▶ SHORT TASK: State how many lines in the records hold the word "screenshot", giving the number and no other text.

----------

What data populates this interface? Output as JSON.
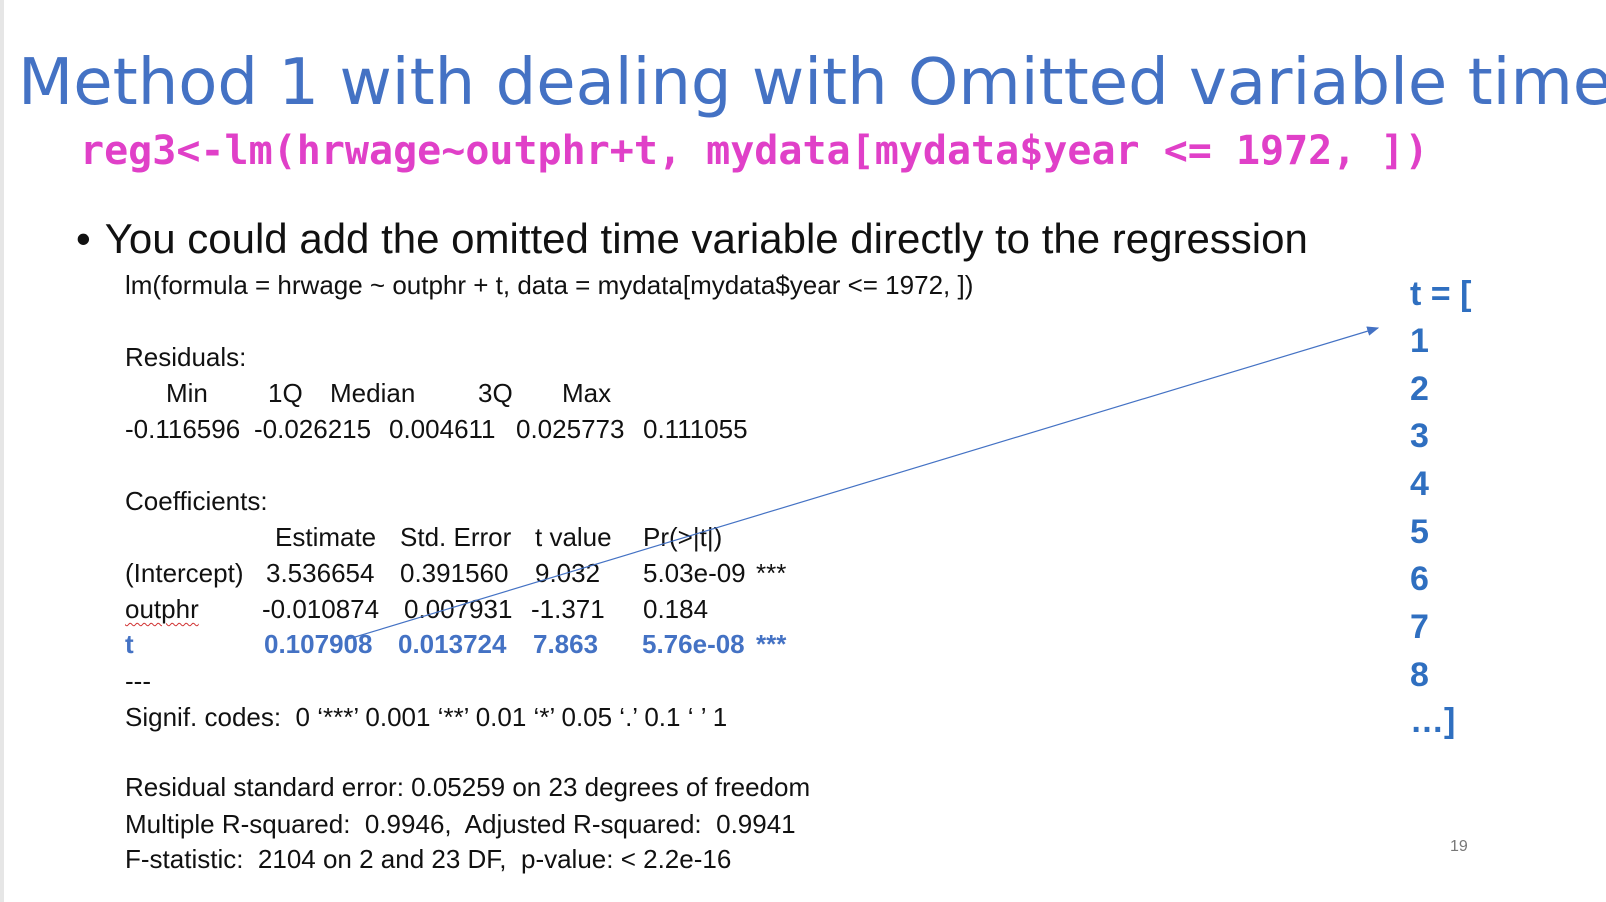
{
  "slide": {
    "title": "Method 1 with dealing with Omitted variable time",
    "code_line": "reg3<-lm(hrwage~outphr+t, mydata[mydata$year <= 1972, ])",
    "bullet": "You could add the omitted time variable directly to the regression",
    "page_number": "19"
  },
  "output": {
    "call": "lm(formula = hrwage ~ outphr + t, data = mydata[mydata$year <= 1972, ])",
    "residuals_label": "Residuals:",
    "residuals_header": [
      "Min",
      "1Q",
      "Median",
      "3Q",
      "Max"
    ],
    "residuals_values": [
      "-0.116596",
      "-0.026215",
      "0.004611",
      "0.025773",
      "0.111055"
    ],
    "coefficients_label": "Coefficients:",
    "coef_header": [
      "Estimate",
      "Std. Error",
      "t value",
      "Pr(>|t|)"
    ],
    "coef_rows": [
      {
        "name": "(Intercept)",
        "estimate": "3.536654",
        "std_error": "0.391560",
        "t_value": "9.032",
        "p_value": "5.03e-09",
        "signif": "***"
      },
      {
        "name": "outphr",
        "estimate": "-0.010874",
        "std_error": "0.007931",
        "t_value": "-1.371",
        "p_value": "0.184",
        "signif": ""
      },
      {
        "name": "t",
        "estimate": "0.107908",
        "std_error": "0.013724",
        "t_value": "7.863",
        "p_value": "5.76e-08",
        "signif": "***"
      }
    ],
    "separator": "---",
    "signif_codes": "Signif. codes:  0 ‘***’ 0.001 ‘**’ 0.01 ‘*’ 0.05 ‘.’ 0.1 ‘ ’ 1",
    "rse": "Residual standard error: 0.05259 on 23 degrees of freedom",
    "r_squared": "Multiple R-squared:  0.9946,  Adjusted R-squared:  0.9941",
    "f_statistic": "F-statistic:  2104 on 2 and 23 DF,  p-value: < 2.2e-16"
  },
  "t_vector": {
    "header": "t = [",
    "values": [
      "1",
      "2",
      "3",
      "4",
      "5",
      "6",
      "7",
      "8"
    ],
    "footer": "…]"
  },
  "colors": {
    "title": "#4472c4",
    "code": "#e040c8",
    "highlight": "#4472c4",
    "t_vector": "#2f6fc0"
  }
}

----------

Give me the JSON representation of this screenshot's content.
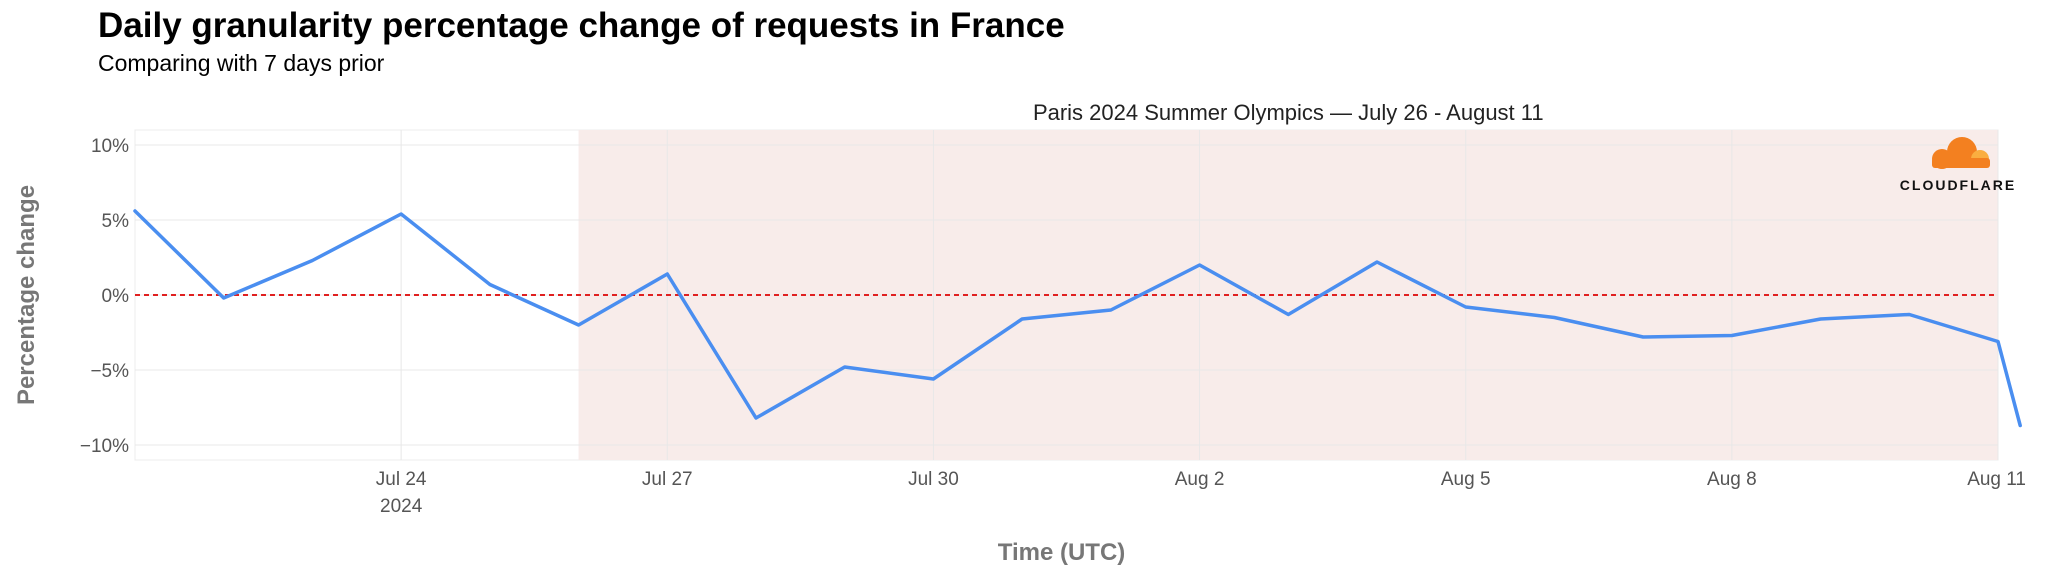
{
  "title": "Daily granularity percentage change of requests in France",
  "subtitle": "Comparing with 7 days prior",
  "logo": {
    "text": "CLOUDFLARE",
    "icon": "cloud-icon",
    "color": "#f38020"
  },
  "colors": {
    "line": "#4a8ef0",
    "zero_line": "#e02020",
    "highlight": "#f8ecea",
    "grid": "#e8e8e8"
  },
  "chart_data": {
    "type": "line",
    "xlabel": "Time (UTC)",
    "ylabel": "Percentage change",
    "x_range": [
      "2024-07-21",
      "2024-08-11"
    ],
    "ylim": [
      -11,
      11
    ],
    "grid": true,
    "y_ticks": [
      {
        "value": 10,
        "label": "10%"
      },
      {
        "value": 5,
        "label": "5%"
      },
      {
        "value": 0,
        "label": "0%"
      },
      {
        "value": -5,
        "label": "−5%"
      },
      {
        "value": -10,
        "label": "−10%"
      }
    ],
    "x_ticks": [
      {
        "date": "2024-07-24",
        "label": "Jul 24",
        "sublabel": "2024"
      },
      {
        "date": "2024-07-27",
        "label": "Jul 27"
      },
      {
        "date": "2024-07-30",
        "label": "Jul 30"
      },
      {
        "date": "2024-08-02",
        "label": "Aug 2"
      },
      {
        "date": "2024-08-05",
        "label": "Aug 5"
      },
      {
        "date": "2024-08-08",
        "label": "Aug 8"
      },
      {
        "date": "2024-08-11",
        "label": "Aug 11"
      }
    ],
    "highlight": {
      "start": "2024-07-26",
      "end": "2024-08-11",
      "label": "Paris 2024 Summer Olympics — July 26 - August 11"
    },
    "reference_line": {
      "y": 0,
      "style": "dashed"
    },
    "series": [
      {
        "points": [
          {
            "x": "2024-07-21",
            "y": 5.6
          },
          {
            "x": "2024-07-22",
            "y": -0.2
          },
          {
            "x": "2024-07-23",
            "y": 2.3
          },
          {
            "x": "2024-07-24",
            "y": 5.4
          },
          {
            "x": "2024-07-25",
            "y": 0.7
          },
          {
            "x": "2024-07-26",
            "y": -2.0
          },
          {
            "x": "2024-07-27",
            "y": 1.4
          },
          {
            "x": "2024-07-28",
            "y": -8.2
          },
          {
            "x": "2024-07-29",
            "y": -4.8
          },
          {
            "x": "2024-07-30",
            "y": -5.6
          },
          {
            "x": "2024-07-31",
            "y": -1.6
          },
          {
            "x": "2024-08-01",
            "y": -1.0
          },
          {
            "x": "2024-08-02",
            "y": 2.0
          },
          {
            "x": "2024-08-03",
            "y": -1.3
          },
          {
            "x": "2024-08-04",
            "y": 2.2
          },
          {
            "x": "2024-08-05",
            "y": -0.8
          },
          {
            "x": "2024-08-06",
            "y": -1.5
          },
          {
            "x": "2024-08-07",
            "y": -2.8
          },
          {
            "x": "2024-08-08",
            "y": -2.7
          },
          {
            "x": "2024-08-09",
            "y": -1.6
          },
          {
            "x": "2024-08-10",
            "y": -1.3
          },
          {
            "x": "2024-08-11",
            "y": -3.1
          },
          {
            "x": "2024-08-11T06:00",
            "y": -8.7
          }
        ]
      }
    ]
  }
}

----------

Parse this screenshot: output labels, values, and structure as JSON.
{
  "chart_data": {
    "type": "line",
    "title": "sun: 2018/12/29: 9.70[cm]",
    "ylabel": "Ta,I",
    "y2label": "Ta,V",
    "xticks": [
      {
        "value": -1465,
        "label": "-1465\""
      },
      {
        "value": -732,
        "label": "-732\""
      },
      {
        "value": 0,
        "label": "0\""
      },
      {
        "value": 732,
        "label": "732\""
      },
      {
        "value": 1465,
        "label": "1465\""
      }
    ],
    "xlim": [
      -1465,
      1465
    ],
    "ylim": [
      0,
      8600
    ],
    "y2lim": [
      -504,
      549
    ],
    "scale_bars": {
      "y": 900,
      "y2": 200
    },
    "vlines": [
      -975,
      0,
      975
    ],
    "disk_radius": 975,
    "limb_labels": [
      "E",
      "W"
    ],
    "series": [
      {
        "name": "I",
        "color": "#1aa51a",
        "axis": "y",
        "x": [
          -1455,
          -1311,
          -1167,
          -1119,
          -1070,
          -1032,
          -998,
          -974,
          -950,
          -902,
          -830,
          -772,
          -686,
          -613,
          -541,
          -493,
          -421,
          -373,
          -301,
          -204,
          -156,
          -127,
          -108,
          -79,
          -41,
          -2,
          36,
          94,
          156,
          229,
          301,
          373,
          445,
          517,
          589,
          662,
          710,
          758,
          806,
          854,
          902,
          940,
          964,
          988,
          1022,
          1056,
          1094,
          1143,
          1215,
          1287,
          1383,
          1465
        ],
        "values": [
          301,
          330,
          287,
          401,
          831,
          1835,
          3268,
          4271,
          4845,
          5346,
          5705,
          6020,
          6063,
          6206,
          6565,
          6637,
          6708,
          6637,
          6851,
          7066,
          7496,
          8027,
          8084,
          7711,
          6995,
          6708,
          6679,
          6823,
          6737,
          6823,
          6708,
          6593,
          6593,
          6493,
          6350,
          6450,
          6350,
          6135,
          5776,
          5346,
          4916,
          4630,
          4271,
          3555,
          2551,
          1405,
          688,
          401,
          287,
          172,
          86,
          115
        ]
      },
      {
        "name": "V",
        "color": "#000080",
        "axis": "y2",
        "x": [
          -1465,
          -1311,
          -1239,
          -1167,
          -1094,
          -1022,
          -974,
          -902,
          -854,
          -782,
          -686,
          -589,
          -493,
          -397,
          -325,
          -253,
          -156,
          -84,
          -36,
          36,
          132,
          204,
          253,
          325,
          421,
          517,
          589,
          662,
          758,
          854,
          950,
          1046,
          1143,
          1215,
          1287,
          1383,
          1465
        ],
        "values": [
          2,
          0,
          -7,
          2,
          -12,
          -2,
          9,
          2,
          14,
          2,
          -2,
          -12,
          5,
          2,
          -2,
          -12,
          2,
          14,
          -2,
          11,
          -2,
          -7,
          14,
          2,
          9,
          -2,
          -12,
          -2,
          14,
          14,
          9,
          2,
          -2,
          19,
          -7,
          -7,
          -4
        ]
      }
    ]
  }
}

----------

▶ THE SOLUTION: 2